● **Directions**: Output the data below in full, byte for byte. Nothing may differ.

[Structured figure records]
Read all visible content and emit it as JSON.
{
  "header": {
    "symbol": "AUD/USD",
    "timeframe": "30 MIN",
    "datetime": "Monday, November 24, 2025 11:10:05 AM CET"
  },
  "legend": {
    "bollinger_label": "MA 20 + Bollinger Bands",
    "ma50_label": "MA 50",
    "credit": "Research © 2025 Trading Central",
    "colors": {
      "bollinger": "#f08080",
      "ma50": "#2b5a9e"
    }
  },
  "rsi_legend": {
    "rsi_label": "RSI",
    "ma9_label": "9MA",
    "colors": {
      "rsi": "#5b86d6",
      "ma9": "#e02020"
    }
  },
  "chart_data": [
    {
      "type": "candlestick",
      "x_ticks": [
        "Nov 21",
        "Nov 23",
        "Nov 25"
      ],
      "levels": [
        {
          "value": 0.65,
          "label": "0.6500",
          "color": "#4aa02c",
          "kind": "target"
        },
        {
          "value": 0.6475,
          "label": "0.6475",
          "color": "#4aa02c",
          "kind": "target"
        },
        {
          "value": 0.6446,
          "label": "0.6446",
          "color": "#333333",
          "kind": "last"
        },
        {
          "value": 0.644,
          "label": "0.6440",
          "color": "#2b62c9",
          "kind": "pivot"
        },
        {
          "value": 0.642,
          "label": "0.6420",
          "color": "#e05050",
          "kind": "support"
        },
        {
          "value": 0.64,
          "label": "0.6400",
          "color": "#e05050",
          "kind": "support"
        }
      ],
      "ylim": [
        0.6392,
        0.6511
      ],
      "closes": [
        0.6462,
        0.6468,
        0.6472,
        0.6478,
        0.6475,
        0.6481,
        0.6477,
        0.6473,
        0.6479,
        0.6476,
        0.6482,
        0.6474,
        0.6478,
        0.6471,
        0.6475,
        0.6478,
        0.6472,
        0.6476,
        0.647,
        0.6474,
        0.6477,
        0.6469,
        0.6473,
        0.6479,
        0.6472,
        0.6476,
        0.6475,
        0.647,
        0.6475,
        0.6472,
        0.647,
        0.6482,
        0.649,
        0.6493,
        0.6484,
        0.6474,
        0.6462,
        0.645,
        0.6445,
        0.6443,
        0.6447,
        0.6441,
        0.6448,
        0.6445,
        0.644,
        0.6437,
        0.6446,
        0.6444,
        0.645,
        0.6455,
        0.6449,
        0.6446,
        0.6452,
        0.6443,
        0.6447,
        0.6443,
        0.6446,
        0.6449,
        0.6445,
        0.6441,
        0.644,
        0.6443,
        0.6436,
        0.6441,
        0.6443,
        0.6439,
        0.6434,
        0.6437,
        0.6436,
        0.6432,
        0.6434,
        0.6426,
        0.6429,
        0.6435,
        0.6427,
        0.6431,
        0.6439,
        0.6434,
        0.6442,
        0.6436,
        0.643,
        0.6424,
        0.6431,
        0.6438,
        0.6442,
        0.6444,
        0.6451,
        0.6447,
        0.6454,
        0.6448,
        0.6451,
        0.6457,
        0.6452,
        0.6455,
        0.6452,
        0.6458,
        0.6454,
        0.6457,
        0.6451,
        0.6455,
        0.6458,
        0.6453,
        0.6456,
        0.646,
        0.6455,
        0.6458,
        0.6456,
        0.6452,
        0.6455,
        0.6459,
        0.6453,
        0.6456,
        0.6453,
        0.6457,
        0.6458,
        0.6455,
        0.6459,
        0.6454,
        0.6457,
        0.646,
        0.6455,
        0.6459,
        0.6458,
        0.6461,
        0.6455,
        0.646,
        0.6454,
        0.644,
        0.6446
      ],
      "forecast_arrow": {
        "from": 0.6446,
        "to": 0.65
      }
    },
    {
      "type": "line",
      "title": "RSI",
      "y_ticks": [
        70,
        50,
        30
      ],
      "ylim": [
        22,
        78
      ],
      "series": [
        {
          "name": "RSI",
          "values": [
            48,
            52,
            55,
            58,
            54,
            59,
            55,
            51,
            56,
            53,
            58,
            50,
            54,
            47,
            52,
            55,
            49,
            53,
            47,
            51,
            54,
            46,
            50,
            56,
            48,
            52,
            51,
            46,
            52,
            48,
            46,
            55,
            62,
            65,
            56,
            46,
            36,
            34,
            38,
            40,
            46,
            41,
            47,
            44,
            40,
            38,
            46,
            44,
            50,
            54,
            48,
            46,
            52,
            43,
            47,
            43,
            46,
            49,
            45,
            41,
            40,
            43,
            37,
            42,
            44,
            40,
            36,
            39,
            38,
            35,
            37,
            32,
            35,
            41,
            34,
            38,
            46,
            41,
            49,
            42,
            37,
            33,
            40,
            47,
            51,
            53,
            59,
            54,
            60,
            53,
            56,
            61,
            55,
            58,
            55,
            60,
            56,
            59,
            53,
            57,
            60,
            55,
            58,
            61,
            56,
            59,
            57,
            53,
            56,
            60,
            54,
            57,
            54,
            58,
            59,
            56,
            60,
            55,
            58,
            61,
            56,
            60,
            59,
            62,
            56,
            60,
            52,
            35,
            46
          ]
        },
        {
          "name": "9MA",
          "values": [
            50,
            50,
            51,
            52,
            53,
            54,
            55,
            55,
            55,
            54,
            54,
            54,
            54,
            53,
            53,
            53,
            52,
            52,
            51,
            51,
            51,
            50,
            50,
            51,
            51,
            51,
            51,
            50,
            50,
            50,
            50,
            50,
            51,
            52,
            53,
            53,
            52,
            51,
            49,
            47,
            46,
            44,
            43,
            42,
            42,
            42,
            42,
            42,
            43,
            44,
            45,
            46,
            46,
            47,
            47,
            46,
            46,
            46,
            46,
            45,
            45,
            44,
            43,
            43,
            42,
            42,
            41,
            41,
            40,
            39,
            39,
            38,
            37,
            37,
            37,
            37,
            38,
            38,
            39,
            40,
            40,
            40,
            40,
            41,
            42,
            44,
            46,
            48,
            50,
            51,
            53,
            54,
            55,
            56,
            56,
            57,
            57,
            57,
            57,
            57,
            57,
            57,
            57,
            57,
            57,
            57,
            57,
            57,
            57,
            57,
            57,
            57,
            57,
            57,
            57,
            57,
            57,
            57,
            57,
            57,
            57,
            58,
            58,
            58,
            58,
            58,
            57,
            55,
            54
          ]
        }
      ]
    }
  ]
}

● **Completed task**:
Read all visible content and emit it as JSON.
{
  "header": {
    "symbol": "AUD/USD",
    "timeframe": "30 MIN",
    "datetime": "Monday, November 24, 2025 11:10:05 AM CET"
  },
  "legend": {
    "bollinger_label": "MA 20 + Bollinger Bands",
    "ma50_label": "MA 50",
    "credit": "Research © 2025 Trading Central",
    "colors": {
      "bollinger": "#f08080",
      "ma50": "#2b5a9e"
    }
  },
  "rsi_legend": {
    "rsi_label": "RSI",
    "ma9_label": "9MA",
    "colors": {
      "rsi": "#5b86d6",
      "ma9": "#e02020"
    }
  },
  "chart_data": [
    {
      "type": "candlestick",
      "x_ticks": [
        "Nov 21",
        "Nov 23",
        "Nov 25"
      ],
      "levels": [
        {
          "value": 0.65,
          "label": "0.6500",
          "color": "#4aa02c",
          "kind": "target"
        },
        {
          "value": 0.6475,
          "label": "0.6475",
          "color": "#4aa02c",
          "kind": "target"
        },
        {
          "value": 0.6446,
          "label": "0.6446",
          "color": "#333333",
          "kind": "last"
        },
        {
          "value": 0.644,
          "label": "0.6440",
          "color": "#2b62c9",
          "kind": "pivot"
        },
        {
          "value": 0.642,
          "label": "0.6420",
          "color": "#e05050",
          "kind": "support"
        },
        {
          "value": 0.64,
          "label": "0.6400",
          "color": "#e05050",
          "kind": "support"
        }
      ],
      "ylim": [
        0.6392,
        0.6511
      ],
      "closes": [
        0.6462,
        0.6468,
        0.6472,
        0.6478,
        0.6475,
        0.6481,
        0.6477,
        0.6473,
        0.6479,
        0.6476,
        0.6482,
        0.6474,
        0.6478,
        0.6471,
        0.6475,
        0.6478,
        0.6472,
        0.6476,
        0.647,
        0.6474,
        0.6477,
        0.6469,
        0.6473,
        0.6479,
        0.6472,
        0.6476,
        0.6475,
        0.647,
        0.6475,
        0.6472,
        0.647,
        0.6482,
        0.649,
        0.6493,
        0.6484,
        0.6474,
        0.6462,
        0.645,
        0.6445,
        0.6443,
        0.6447,
        0.6441,
        0.6448,
        0.6445,
        0.644,
        0.6437,
        0.6446,
        0.6444,
        0.645,
        0.6455,
        0.6449,
        0.6446,
        0.6452,
        0.6443,
        0.6447,
        0.6443,
        0.6446,
        0.6449,
        0.6445,
        0.6441,
        0.644,
        0.6443,
        0.6436,
        0.6441,
        0.6443,
        0.6439,
        0.6434,
        0.6437,
        0.6436,
        0.6432,
        0.6434,
        0.6426,
        0.6429,
        0.6435,
        0.6427,
        0.6431,
        0.6439,
        0.6434,
        0.6442,
        0.6436,
        0.643,
        0.6424,
        0.6431,
        0.6438,
        0.6442,
        0.6444,
        0.6451,
        0.6447,
        0.6454,
        0.6448,
        0.6451,
        0.6457,
        0.6452,
        0.6455,
        0.6452,
        0.6458,
        0.6454,
        0.6457,
        0.6451,
        0.6455,
        0.6458,
        0.6453,
        0.6456,
        0.646,
        0.6455,
        0.6458,
        0.6456,
        0.6452,
        0.6455,
        0.6459,
        0.6453,
        0.6456,
        0.6453,
        0.6457,
        0.6458,
        0.6455,
        0.6459,
        0.6454,
        0.6457,
        0.646,
        0.6455,
        0.6459,
        0.6458,
        0.6461,
        0.6455,
        0.646,
        0.6454,
        0.644,
        0.6446
      ],
      "forecast_arrow": {
        "from": 0.6446,
        "to": 0.65
      }
    },
    {
      "type": "line",
      "title": "RSI",
      "y_ticks": [
        70,
        50,
        30
      ],
      "ylim": [
        22,
        78
      ],
      "series": [
        {
          "name": "RSI",
          "values": [
            48,
            52,
            55,
            58,
            54,
            59,
            55,
            51,
            56,
            53,
            58,
            50,
            54,
            47,
            52,
            55,
            49,
            53,
            47,
            51,
            54,
            46,
            50,
            56,
            48,
            52,
            51,
            46,
            52,
            48,
            46,
            55,
            62,
            65,
            56,
            46,
            36,
            34,
            38,
            40,
            46,
            41,
            47,
            44,
            40,
            38,
            46,
            44,
            50,
            54,
            48,
            46,
            52,
            43,
            47,
            43,
            46,
            49,
            45,
            41,
            40,
            43,
            37,
            42,
            44,
            40,
            36,
            39,
            38,
            35,
            37,
            32,
            35,
            41,
            34,
            38,
            46,
            41,
            49,
            42,
            37,
            33,
            40,
            47,
            51,
            53,
            59,
            54,
            60,
            53,
            56,
            61,
            55,
            58,
            55,
            60,
            56,
            59,
            53,
            57,
            60,
            55,
            58,
            61,
            56,
            59,
            57,
            53,
            56,
            60,
            54,
            57,
            54,
            58,
            59,
            56,
            60,
            55,
            58,
            61,
            56,
            60,
            59,
            62,
            56,
            60,
            52,
            35,
            46
          ]
        },
        {
          "name": "9MA",
          "values": [
            50,
            50,
            51,
            52,
            53,
            54,
            55,
            55,
            55,
            54,
            54,
            54,
            54,
            53,
            53,
            53,
            52,
            52,
            51,
            51,
            51,
            50,
            50,
            51,
            51,
            51,
            51,
            50,
            50,
            50,
            50,
            50,
            51,
            52,
            53,
            53,
            52,
            51,
            49,
            47,
            46,
            44,
            43,
            42,
            42,
            42,
            42,
            42,
            43,
            44,
            45,
            46,
            46,
            47,
            47,
            46,
            46,
            46,
            46,
            45,
            45,
            44,
            43,
            43,
            42,
            42,
            41,
            41,
            40,
            39,
            39,
            38,
            37,
            37,
            37,
            37,
            38,
            38,
            39,
            40,
            40,
            40,
            40,
            41,
            42,
            44,
            46,
            48,
            50,
            51,
            53,
            54,
            55,
            56,
            56,
            57,
            57,
            57,
            57,
            57,
            57,
            57,
            57,
            57,
            57,
            57,
            57,
            57,
            57,
            57,
            57,
            57,
            57,
            57,
            57,
            57,
            57,
            57,
            57,
            57,
            57,
            58,
            58,
            58,
            58,
            58,
            57,
            55,
            54
          ]
        }
      ]
    }
  ]
}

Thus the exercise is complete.